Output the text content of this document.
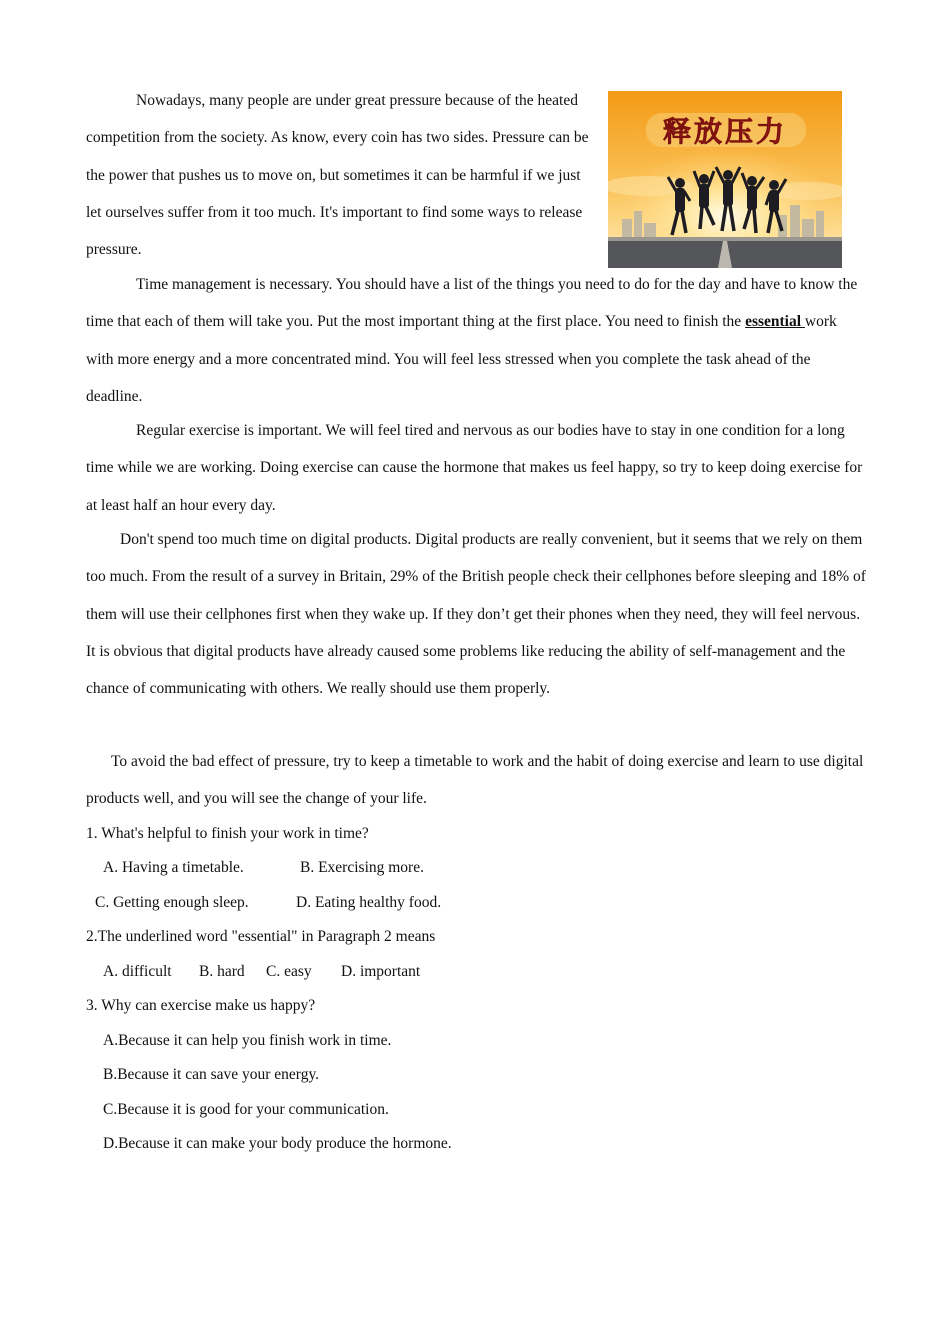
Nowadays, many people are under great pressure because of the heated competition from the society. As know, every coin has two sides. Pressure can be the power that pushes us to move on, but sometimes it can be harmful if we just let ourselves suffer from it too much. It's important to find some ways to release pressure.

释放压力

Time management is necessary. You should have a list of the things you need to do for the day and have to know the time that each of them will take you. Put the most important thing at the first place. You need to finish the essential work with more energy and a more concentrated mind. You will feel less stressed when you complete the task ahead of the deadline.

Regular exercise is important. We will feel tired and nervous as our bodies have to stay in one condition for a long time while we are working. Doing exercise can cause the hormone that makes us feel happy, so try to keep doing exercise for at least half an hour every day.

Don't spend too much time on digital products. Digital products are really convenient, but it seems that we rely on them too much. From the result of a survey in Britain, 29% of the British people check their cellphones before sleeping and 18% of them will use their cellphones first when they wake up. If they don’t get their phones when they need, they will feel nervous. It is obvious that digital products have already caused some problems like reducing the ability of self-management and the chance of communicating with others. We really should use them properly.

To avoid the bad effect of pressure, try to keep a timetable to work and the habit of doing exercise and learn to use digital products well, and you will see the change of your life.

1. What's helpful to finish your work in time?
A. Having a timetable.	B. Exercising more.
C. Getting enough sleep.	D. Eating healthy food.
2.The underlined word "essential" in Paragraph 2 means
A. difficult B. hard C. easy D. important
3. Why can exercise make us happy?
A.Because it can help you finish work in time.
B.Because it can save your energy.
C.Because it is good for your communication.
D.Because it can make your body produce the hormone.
------
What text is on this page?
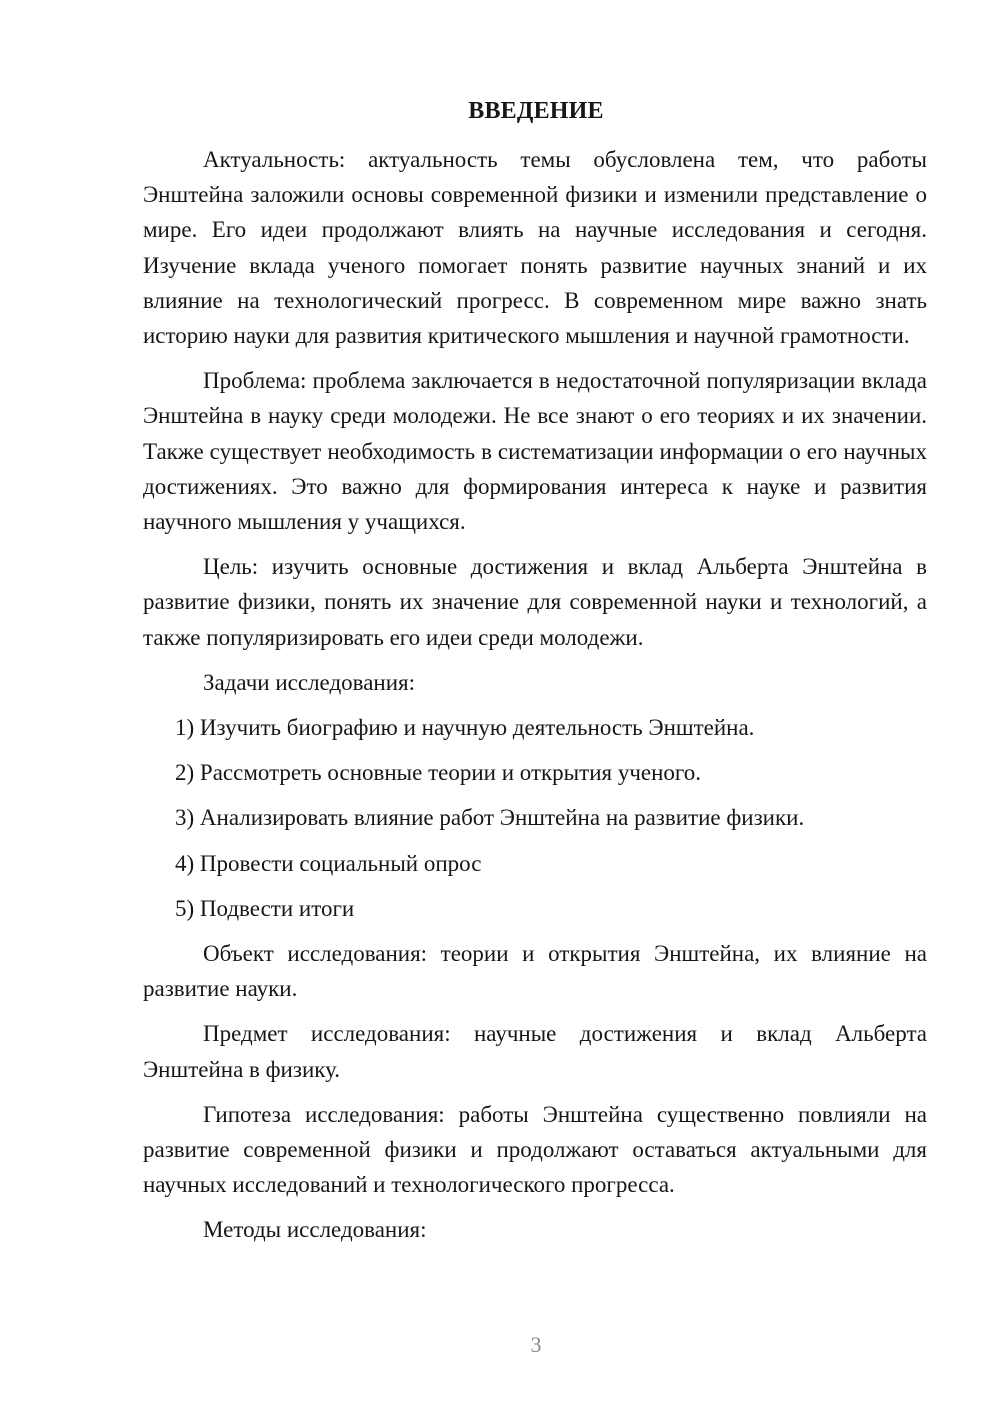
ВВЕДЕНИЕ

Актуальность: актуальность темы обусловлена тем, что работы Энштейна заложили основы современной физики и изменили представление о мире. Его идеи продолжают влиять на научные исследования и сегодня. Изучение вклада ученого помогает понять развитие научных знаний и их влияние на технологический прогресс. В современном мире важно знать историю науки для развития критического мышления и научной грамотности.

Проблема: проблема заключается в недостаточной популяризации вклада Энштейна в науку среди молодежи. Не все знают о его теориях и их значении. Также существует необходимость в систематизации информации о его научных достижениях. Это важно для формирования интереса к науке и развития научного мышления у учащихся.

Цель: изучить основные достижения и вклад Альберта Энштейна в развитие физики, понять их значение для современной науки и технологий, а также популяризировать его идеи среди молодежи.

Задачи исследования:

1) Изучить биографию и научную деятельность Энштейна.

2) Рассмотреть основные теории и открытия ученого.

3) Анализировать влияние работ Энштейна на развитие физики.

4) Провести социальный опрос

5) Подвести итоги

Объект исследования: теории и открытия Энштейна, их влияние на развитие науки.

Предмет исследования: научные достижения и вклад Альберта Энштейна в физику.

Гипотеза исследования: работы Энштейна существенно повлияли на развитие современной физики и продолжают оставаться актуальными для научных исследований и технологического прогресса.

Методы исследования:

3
------
> **Task prompt**:
Write down only how many lines in the listing contain the word "мышления".

> **Answer for the task**:
2